Records from a collection
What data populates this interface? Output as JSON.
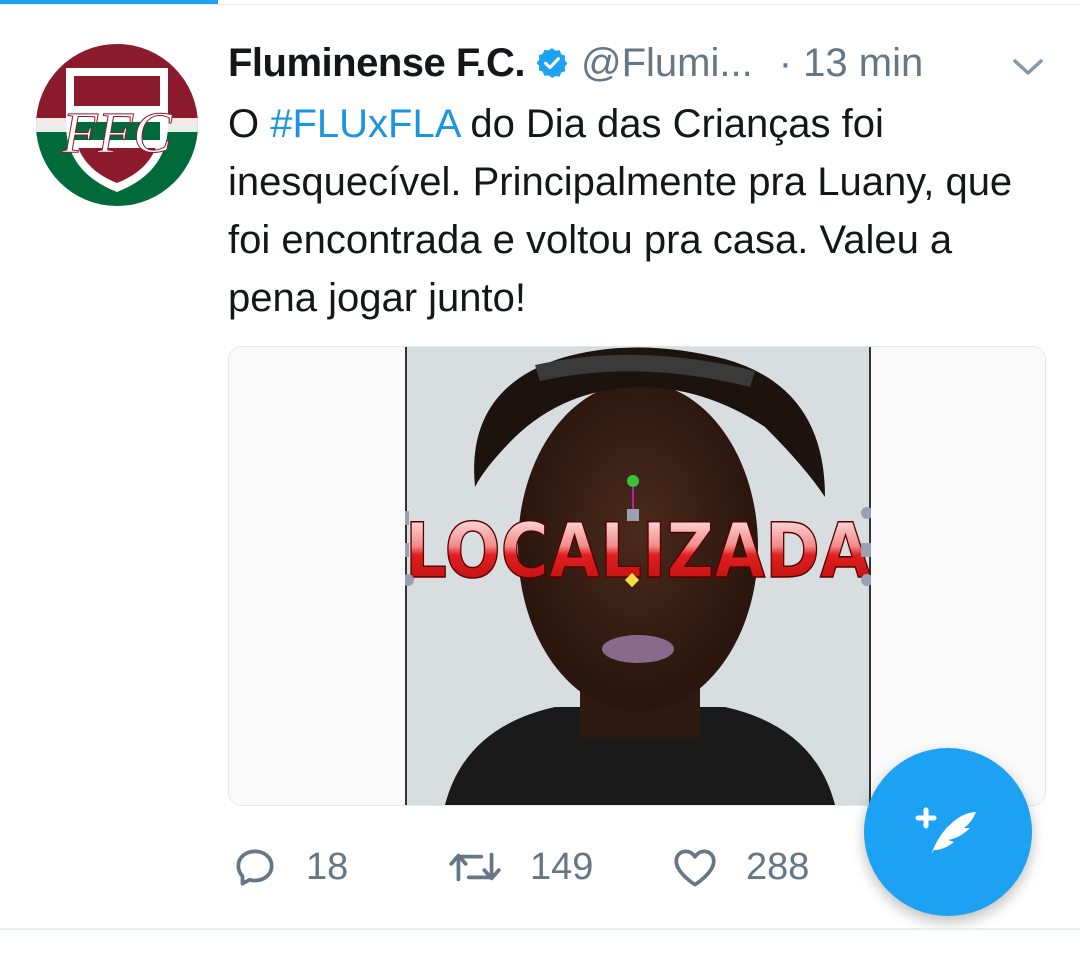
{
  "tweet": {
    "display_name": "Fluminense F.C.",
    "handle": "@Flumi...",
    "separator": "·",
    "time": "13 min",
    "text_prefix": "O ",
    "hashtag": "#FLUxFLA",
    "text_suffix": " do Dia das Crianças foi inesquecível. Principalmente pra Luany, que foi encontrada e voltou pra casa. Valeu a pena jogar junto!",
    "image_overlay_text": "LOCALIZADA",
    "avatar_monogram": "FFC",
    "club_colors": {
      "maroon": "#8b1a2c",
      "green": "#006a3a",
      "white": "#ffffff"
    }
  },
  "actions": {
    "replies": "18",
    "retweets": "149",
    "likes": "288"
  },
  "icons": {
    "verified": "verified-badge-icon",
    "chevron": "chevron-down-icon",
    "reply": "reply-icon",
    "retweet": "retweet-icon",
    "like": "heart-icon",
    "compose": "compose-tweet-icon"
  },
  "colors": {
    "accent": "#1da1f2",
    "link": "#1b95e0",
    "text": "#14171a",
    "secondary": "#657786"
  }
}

§ Do this: Take the listing above and restate it word for word, without its pictures.

§ Finished answer:
What data populates this interface? Output as JSON.
{
  "tweet": {
    "display_name": "Fluminense F.C.",
    "handle": "@Flumi...",
    "separator": "·",
    "time": "13 min",
    "text_prefix": "O ",
    "hashtag": "#FLUxFLA",
    "text_suffix": " do Dia das Crianças foi inesquecível. Principalmente pra Luany, que foi encontrada e voltou pra casa. Valeu a pena jogar junto!",
    "image_overlay_text": "LOCALIZADA",
    "avatar_monogram": "FFC",
    "club_colors": {
      "maroon": "#8b1a2c",
      "green": "#006a3a",
      "white": "#ffffff"
    }
  },
  "actions": {
    "replies": "18",
    "retweets": "149",
    "likes": "288"
  },
  "icons": {
    "verified": "verified-badge-icon",
    "chevron": "chevron-down-icon",
    "reply": "reply-icon",
    "retweet": "retweet-icon",
    "like": "heart-icon",
    "compose": "compose-tweet-icon"
  },
  "colors": {
    "accent": "#1da1f2",
    "link": "#1b95e0",
    "text": "#14171a",
    "secondary": "#657786"
  }
}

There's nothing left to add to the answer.